▶

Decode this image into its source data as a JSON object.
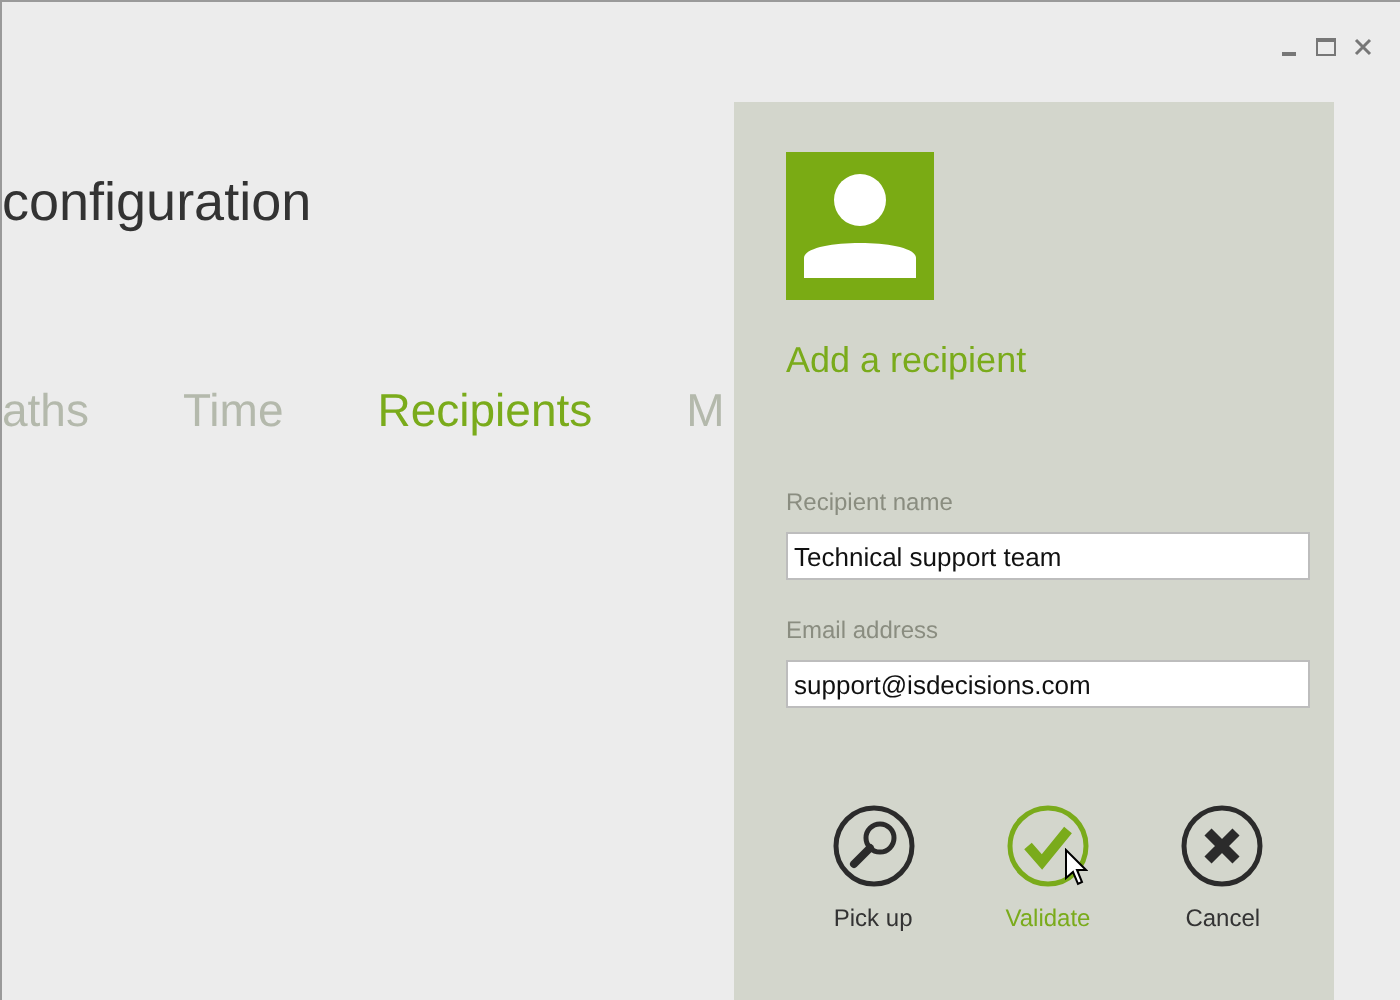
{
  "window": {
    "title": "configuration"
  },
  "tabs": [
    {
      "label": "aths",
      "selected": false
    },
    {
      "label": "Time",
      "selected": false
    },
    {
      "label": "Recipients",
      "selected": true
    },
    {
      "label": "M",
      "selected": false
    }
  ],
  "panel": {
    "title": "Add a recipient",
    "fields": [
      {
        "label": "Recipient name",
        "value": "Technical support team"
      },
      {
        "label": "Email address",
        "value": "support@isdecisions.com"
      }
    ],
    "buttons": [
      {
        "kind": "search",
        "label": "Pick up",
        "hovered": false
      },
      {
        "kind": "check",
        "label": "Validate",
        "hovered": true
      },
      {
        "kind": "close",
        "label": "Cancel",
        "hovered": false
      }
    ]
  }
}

◀

- Given instruction: The listing above must be printed again exactly, minus its pictures.

- Task answer:
Decode this image into its source data as a JSON object.
{
  "window": {
    "title": "configuration"
  },
  "tabs": [
    {
      "label": "aths",
      "selected": false
    },
    {
      "label": "Time",
      "selected": false
    },
    {
      "label": "Recipients",
      "selected": true
    },
    {
      "label": "M",
      "selected": false
    }
  ],
  "panel": {
    "title": "Add a recipient",
    "fields": [
      {
        "label": "Recipient name",
        "value": "Technical support team"
      },
      {
        "label": "Email address",
        "value": "support@isdecisions.com"
      }
    ],
    "buttons": [
      {
        "kind": "search",
        "label": "Pick up",
        "hovered": false
      },
      {
        "kind": "check",
        "label": "Validate",
        "hovered": true
      },
      {
        "kind": "close",
        "label": "Cancel",
        "hovered": false
      }
    ]
  }
}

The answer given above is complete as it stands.